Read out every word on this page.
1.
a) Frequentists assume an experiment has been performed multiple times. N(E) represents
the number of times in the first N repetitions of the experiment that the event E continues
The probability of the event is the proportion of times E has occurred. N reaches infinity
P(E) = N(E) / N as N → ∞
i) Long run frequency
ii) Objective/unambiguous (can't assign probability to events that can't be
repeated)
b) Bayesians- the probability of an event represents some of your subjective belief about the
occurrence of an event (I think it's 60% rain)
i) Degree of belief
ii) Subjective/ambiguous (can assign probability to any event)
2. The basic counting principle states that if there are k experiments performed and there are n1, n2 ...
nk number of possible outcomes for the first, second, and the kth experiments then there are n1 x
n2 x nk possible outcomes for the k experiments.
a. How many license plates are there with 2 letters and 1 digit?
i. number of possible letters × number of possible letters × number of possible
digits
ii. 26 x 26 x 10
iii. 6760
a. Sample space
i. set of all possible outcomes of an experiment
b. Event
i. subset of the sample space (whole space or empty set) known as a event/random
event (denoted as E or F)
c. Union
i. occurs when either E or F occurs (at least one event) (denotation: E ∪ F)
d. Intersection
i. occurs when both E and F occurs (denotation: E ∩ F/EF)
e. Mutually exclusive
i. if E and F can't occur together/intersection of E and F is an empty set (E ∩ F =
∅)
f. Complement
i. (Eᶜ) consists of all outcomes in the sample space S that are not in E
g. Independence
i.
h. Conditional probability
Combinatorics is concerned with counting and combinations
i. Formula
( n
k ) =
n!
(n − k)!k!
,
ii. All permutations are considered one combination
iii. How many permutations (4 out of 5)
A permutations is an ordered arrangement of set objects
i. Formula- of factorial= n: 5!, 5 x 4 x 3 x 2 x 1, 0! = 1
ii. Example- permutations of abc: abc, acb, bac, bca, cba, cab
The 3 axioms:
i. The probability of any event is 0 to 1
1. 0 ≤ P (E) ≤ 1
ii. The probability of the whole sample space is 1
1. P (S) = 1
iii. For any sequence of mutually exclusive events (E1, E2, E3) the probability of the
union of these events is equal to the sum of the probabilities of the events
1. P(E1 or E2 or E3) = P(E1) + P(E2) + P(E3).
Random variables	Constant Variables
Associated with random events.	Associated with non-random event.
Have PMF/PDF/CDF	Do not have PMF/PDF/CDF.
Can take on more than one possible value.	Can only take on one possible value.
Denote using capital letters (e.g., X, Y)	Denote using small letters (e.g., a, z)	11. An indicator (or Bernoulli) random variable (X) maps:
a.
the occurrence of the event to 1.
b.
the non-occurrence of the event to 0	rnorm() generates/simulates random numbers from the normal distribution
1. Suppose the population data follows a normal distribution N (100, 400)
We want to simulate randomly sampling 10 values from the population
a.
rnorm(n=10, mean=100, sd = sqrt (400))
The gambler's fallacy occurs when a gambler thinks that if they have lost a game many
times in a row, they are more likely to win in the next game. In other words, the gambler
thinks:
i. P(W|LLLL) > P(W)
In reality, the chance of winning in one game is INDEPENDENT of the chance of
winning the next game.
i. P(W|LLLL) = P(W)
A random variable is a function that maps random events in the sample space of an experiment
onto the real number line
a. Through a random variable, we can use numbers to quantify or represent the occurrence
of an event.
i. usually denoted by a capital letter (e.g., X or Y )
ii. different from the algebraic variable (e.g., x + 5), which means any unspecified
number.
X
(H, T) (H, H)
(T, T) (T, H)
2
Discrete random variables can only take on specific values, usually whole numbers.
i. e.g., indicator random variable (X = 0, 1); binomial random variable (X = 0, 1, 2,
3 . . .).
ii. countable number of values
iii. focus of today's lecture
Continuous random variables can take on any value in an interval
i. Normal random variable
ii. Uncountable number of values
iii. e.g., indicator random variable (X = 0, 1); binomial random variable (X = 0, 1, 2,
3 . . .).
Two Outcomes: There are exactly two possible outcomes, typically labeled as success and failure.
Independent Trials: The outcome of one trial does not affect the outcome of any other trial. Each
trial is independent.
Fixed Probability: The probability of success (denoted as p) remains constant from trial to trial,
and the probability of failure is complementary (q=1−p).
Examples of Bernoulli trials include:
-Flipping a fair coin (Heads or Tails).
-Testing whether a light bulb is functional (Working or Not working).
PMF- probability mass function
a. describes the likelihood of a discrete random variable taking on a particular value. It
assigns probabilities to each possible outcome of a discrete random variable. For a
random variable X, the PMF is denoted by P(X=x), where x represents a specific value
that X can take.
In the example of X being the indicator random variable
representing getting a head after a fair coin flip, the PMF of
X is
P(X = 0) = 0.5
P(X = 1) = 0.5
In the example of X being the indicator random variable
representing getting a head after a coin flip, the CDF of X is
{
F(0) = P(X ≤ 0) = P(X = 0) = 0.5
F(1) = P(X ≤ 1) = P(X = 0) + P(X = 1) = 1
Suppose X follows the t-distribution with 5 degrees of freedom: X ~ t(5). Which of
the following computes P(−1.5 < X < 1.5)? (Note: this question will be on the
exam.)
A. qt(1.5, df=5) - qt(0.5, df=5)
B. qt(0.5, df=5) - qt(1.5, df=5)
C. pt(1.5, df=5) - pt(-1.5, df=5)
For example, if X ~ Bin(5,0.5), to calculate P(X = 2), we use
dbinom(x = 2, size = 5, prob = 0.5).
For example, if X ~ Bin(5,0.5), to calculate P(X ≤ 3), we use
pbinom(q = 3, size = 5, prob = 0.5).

————————

» EXERCISE OBJECTIVE
Give a word-for-word copy of the records.

» FINISHED EXERCISE
Read out every word on this page.
1.
a) Frequentists assume an experiment has been performed multiple times. N(E) represents
the number of times in the first N repetitions of the experiment that the event E continues
The probability of the event is the proportion of times E has occurred. N reaches infinity
P(E) = N(E) / N as N → ∞
i) Long run frequency
ii) Objective/unambiguous (can't assign probability to events that can't be
repeated)
b) Bayesians- the probability of an event represents some of your subjective belief about the
occurrence of an event (I think it's 60% rain)
i) Degree of belief
ii) Subjective/ambiguous (can assign probability to any event)
2. The basic counting principle states that if there are k experiments performed and there are n1, n2 ...
nk number of possible outcomes for the first, second, and the kth experiments then there are n1 x
n2 x nk possible outcomes for the k experiments.
a. How many license plates are there with 2 letters and 1 digit?
i. number of possible letters × number of possible letters × number of possible
digits
ii. 26 x 26 x 10
iii. 6760
a. Sample space
i. set of all possible outcomes of an experiment
b. Event
i. subset of the sample space (whole space or empty set) known as a event/random
event (denoted as E or F)
c. Union
i. occurs when either E or F occurs (at least one event) (denotation: E ∪ F)
d. Intersection
i. occurs when both E and F occurs (denotation: E ∩ F/EF)
e. Mutually exclusive
i. if E and F can't occur together/intersection of E and F is an empty set (E ∩ F =
∅)
f. Complement
i. (Eᶜ) consists of all outcomes in the sample space S that are not in E
g. Independence
i.
h. Conditional probability
Combinatorics is concerned with counting and combinations
i. Formula
( n
k ) =
n!
(n − k)!k!
,
ii. All permutations are considered one combination
iii. How many permutations (4 out of 5)
A permutations is an ordered arrangement of set objects
i. Formula- of factorial= n: 5!, 5 x 4 x 3 x 2 x 1, 0! = 1
ii. Example- permutations of abc: abc, acb, bac, bca, cba, cab
The 3 axioms:
i. The probability of any event is 0 to 1
1. 0 ≤ P (E) ≤ 1
ii. The probability of the whole sample space is 1
1. P (S) = 1
iii. For any sequence of mutually exclusive events (E1, E2, E3) the probability of the
union of these events is equal to the sum of the probabilities of the events
1. P(E1 or E2 or E3) = P(E1) + P(E2) + P(E3).
Random variables	Constant Variables
Associated with random events.	Associated with non-random event.
Have PMF/PDF/CDF	Do not have PMF/PDF/CDF.
Can take on more than one possible value.	Can only take on one possible value.
Denote using capital letters (e.g., X, Y)	Denote using small letters (e.g., a, z)	11. An indicator (or Bernoulli) random variable (X) maps:
a.
the occurrence of the event to 1.
b.
the non-occurrence of the event to 0	rnorm() generates/simulates random numbers from the normal distribution
1. Suppose the population data follows a normal distribution N (100, 400)
We want to simulate randomly sampling 10 values from the population
a.
rnorm(n=10, mean=100, sd = sqrt (400))
The gambler's fallacy occurs when a gambler thinks that if they have lost a game many
times in a row, they are more likely to win in the next game. In other words, the gambler
thinks:
i. P(W|LLLL) > P(W)
In reality, the chance of winning in one game is INDEPENDENT of the chance of
winning the next game.
i. P(W|LLLL) = P(W)
A random variable is a function that maps random events in the sample space of an experiment
onto the real number line
a. Through a random variable, we can use numbers to quantify or represent the occurrence
of an event.
i. usually denoted by a capital letter (e.g., X or Y )
ii. different from the algebraic variable (e.g., x + 5), which means any unspecified
number.
X
(H, T) (H, H)
(T, T) (T, H)
2
Discrete random variables can only take on specific values, usually whole numbers.
i. e.g., indicator random variable (X = 0, 1); binomial random variable (X = 0, 1, 2,
3 . . .).
ii. countable number of values
iii. focus of today's lecture
Continuous random variables can take on any value in an interval
i. Normal random variable
ii. Uncountable number of values
iii. e.g., indicator random variable (X = 0, 1); binomial random variable (X = 0, 1, 2,
3 . . .).
Two Outcomes: There are exactly two possible outcomes, typically labeled as success and failure.
Independent Trials: The outcome of one trial does not affect the outcome of any other trial. Each
trial is independent.
Fixed Probability: The probability of success (denoted as p) remains constant from trial to trial,
and the probability of failure is complementary (q=1−p).
Examples of Bernoulli trials include:
-Flipping a fair coin (Heads or Tails).
-Testing whether a light bulb is functional (Working or Not working).
PMF- probability mass function
a. describes the likelihood of a discrete random variable taking on a particular value. It
assigns probabilities to each possible outcome of a discrete random variable. For a
random variable X, the PMF is denoted by P(X=x), where x represents a specific value
that X can take.
In the example of X being the indicator random variable
representing getting a head after a fair coin flip, the PMF of
X is
P(X = 0) = 0.5
P(X = 1) = 0.5
In the example of X being the indicator random variable
representing getting a head after a coin flip, the CDF of X is
{
F(0) = P(X ≤ 0) = P(X = 0) = 0.5
F(1) = P(X ≤ 1) = P(X = 0) + P(X = 1) = 1
Suppose X follows the t-distribution with 5 degrees of freedom: X ~ t(5). Which of
the following computes P(−1.5 < X < 1.5)? (Note: this question will be on the
exam.)
A. qt(1.5, df=5) - qt(0.5, df=5)
B. qt(0.5, df=5) - qt(1.5, df=5)
C. pt(1.5, df=5) - pt(-1.5, df=5)
For example, if X ~ Bin(5,0.5), to calculate P(X = 2), we use
dbinom(x = 2, size = 5, prob = 0.5).
For example, if X ~ Bin(5,0.5), to calculate P(X ≤ 3), we use
pbinom(q = 3, size = 5, prob = 0.5).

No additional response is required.